DOCUMENT SECTION ->
#####

We need to do a much better job ensuring that teens who are lesbian, gay, bisexual, transgender or questioning (LGBTQ) are treated equitably by the juvenile justice system.

A report from the Equity Project, tells us that LGBTQ youth are more likely than their heterosexual peers to be placed in a juvenile detention facility. Additionally, Dr. Angela Irvine has found that LGBTQ youth are detained at nearly double the rate of heterosexual teens for status offenses, like skipping school and running away from home. Status offenses are behaviors that constitute a crime merely because the person who engaged in them is not an adult.

#####

EXERCISE TASKS ->
1. Reproduce word for word the part of the passage on LGBTQ youth in the juvenile justice system that begins at the words "We need to do" and ends after "juvenile justice system.".
2. Extend the passage on how the juvenile justice system treats LGBTQ youth, picking up after its last sentence.

#####

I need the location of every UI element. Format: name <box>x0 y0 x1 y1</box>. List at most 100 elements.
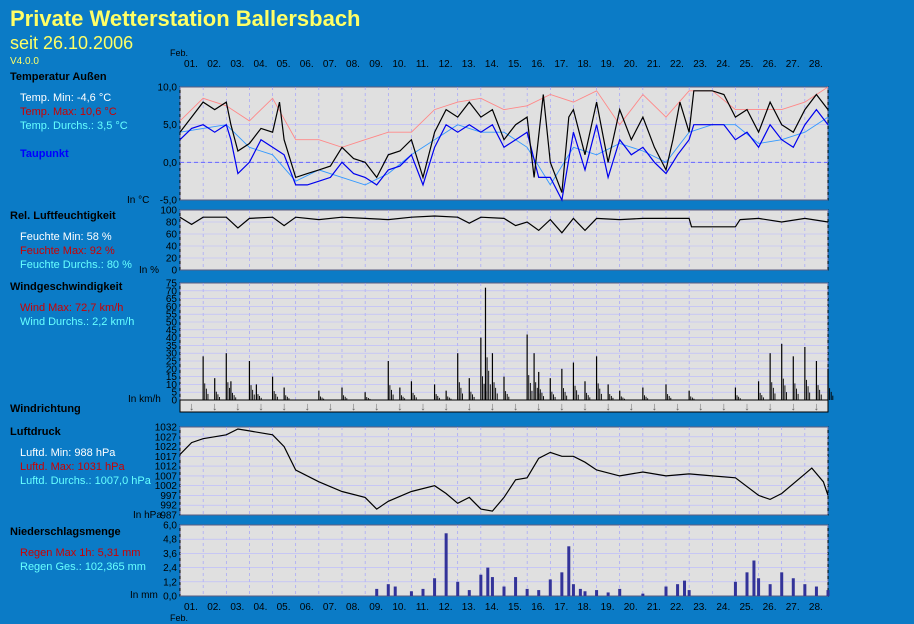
wind-tick-label: 45 <box>166 325 178 336</box>
rain-tick-label: 3,6 <box>163 549 177 560</box>
wind-avg: Wind Durchs.: 2,2 km/h <box>20 316 135 328</box>
temp-unit: In °C <box>127 195 150 206</box>
winddir-arrow: ↓ <box>189 401 195 413</box>
wind-tick-label: 50 <box>166 318 178 329</box>
winddir-arrow: ↓ <box>605 401 611 413</box>
humidity-tick-label: 100 <box>160 206 177 217</box>
wind-tick-label: 15 <box>166 372 178 383</box>
top-day-label: 06. <box>300 59 314 70</box>
winddir-arrow: ↓ <box>374 401 380 413</box>
page-title: Private Wetterstation Ballersbach <box>10 6 361 31</box>
top-day-label: 04. <box>253 59 267 70</box>
wind-tick-label: 10 <box>166 380 178 391</box>
humidity-line <box>179 215 829 234</box>
rain-title: Niederschlagsmenge <box>10 526 121 538</box>
winddir-arrow: ↓ <box>420 401 426 413</box>
dewpoint-label: Taupunkt <box>20 148 69 160</box>
bottom-day-label: 05. <box>277 602 291 613</box>
winddir-arrow: ↓ <box>212 401 218 413</box>
wind-tick-label: 20 <box>166 364 178 375</box>
winddir-arrow: ↓ <box>744 401 750 413</box>
winddir-strip <box>179 399 829 413</box>
rain-total: Regen Ges.: 102,365 mm <box>20 561 146 573</box>
bottom-day-label: 03. <box>230 602 244 613</box>
rain-bar <box>467 590 471 596</box>
top-day-label: 17. <box>554 59 568 70</box>
bottom-day-label: 07. <box>323 602 337 613</box>
rain-bar <box>525 588 529 596</box>
winddir-arrow: ↓ <box>652 401 658 413</box>
humidity-max: Feuchte Max: 92 % <box>20 245 115 257</box>
winddir-arrow: ↓ <box>328 401 334 413</box>
bottom-day-label: 25. <box>739 602 753 613</box>
bottom-day-label: 20. <box>624 602 638 613</box>
wind-max: Wind Max: 72,7 km/h <box>20 302 124 314</box>
bottom-day-label: 12. <box>439 602 453 613</box>
rain-bar <box>768 584 772 596</box>
top-day-label: 21. <box>647 59 661 70</box>
winddir-arrow: ↓ <box>235 401 241 413</box>
bottom-day-label: 19. <box>601 602 615 613</box>
humidity-tick-label: 40 <box>166 242 178 253</box>
bottom-day-label: 08. <box>346 602 360 613</box>
rain-bar <box>393 586 397 596</box>
temperature-tick-label: 10,0 <box>158 83 178 94</box>
winddir-arrow: ↓ <box>443 401 449 413</box>
rain-tick-label: 1,2 <box>163 577 177 588</box>
top-day-label: 28. <box>809 59 823 70</box>
pressure-tick-label: 997 <box>160 491 177 502</box>
top-day-label: 22. <box>670 59 684 70</box>
bottom-day-label: 22. <box>670 602 684 613</box>
rain-bar <box>548 579 552 596</box>
rain-bar <box>537 590 541 596</box>
wind-title: Windgeschwindigkeit <box>10 281 123 293</box>
top-day-label: 12. <box>439 59 453 70</box>
top-day-label: 13. <box>462 59 476 70</box>
pressure-line <box>179 428 829 512</box>
winddir-arrow: ↓ <box>536 401 542 413</box>
rain-bar <box>803 584 807 596</box>
pressure-title: Luftdruck <box>10 426 61 438</box>
rain-bar <box>490 577 494 596</box>
pressure-tick-label: 1007 <box>155 471 178 482</box>
rain-bar <box>386 584 390 596</box>
rain-bar <box>595 590 599 596</box>
rain-bar <box>456 581 460 596</box>
bottom-day-label: 06. <box>300 602 314 613</box>
wind-tick-label: 30 <box>166 349 178 360</box>
winddir-arrow: ↓ <box>698 401 704 413</box>
bottom-day-label: 15. <box>508 602 522 613</box>
top-day-label: 14. <box>485 59 499 70</box>
bottom-day-label: 28. <box>809 602 823 613</box>
rain-bar <box>687 590 691 596</box>
bottom-day-label: 26. <box>763 602 777 613</box>
top-month-label: Feb. <box>170 48 188 58</box>
wind-tick-label: 35 <box>166 341 178 352</box>
humidity-tick-label: 60 <box>166 230 178 241</box>
winddir-arrow: ↓ <box>791 401 797 413</box>
temperature-tick-label: 5,0 <box>163 120 177 131</box>
wind-tick-label: 40 <box>166 333 178 344</box>
winddir-arrow: ↓ <box>467 401 473 413</box>
pressure-tick-label: 1027 <box>155 432 178 443</box>
pressure-max: Luftd. Max: 1031 hPa <box>20 461 125 473</box>
bottom-day-label: 02. <box>207 602 221 613</box>
rain-bar <box>745 572 749 596</box>
top-day-label: 01. <box>184 59 198 70</box>
rain-bar <box>567 546 571 596</box>
winddir-arrow: ↓ <box>351 401 357 413</box>
top-day-label: 09. <box>369 59 383 70</box>
temp-avg: Temp. Durchs.: 3,5 °C <box>20 120 128 132</box>
humidity-unit: In % <box>139 265 160 276</box>
humidity-tick-label: 20 <box>166 254 178 265</box>
bottom-day-label: 11. <box>416 602 429 613</box>
humidity-title: Rel. Luftfeuchtigkeit <box>10 210 116 222</box>
pressure-tick-label: 1022 <box>155 442 178 453</box>
temperature-line <box>179 90 829 193</box>
rain-bar <box>791 578 795 596</box>
pressure-avg: Luftd. Durchs.: 1007,0 hPa <box>20 475 151 487</box>
pressure-tick-label: 992 <box>160 501 177 512</box>
top-day-label: 23. <box>693 59 707 70</box>
rain-unit: In mm <box>130 590 158 601</box>
temperature-tick-label: -5,0 <box>160 196 178 207</box>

#####

RESULTS BY TASK ->
1.
We need to do a much better job ensuring that teens who are lesbian, gay, bisexual, transgender or questioning (LGBTQ) are treated equitably by the juvenile justice system.

2.
Advocates believe this disparity in detention rates is due in part to implicit bias among some police and judicial officers who may feel that these teens would not be safe in the community. Once behind bars, however, they are often anything but safe. The Equity Project found that among LGBTQ youth who were detained, 80 percent reported safety was a major concern for them. Additionally, a 2007 study undertaken by the California Department of Corrections and Rehabilitation showed that gay and transsexual inmates were 15 times more likely to be sexually assaulted while in jail. The Equity Project reports that LGBTQ teens are also regularly placed in isolation, a practice that can have serious impacts on mental health. In fact, the American Academy of Child & Adolescent Psychiatry has found that nearly 62 percent of teens who take their own lives while in detention centers were subjected to solitary confinement.

Families, law enforcement officers, and the judicial system, must all help ensure that LGBTQ youth get the services they need to feel safe in their homes and schools, thus enabling them to avoid status offense behaviors.

In December of last year, the Coalition for Juvenile Justice released the “National Standards for the Care of Youth Charged with Status Offenses.” The Standards include specific recommendations for law enforcement, social service providers, courts and others to effectively address the needs of LGBTQ youth charged with status offenses.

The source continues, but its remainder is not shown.